◆ **Written problem**
Go through the listing below and gather every line with the word "Brian".

=== Items ===

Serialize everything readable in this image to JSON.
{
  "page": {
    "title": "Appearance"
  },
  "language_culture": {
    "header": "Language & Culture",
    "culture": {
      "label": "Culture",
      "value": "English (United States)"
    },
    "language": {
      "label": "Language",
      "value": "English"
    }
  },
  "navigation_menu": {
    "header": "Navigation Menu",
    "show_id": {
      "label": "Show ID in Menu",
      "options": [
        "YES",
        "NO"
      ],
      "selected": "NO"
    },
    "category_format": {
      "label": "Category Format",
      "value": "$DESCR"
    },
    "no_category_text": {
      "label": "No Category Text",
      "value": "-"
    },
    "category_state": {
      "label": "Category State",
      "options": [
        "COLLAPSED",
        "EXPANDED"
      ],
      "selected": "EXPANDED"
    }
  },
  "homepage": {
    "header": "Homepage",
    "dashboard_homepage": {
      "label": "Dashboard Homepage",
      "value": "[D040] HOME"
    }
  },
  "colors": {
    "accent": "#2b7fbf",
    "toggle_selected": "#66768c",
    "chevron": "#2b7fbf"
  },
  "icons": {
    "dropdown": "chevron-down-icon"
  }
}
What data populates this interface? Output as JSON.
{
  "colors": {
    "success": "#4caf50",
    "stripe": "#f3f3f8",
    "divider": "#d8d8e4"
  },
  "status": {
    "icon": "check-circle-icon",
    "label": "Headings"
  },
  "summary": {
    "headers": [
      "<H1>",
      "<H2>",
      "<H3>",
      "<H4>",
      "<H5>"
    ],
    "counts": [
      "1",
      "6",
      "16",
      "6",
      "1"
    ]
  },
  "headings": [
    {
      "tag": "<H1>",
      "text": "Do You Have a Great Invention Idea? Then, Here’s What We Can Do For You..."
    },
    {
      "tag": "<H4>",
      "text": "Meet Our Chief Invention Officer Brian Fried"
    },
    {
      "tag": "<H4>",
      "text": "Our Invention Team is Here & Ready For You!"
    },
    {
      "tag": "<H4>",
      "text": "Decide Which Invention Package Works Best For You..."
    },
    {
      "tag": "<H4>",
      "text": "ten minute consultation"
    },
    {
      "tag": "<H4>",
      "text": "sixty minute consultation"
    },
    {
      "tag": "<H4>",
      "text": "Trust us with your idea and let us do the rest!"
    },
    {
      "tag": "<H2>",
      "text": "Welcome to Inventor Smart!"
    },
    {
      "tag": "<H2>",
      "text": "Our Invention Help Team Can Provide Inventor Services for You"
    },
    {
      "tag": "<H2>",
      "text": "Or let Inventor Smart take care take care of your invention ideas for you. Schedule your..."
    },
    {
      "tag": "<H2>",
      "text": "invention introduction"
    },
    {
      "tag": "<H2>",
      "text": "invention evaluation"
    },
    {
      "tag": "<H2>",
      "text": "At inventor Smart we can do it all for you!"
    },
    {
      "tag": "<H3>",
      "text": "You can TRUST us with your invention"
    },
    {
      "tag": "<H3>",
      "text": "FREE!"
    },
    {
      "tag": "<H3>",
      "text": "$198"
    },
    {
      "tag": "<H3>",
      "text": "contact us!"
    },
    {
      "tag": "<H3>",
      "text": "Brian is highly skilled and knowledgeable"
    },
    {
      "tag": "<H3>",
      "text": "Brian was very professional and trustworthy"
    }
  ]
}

===

◆ **Exercise solution**
      "text": "Meet Our Chief Invention Officer Brian Fried"
      "text": "Brian is highly skilled and knowledgeable"
      "text": "Brian was very professional and trustworthy"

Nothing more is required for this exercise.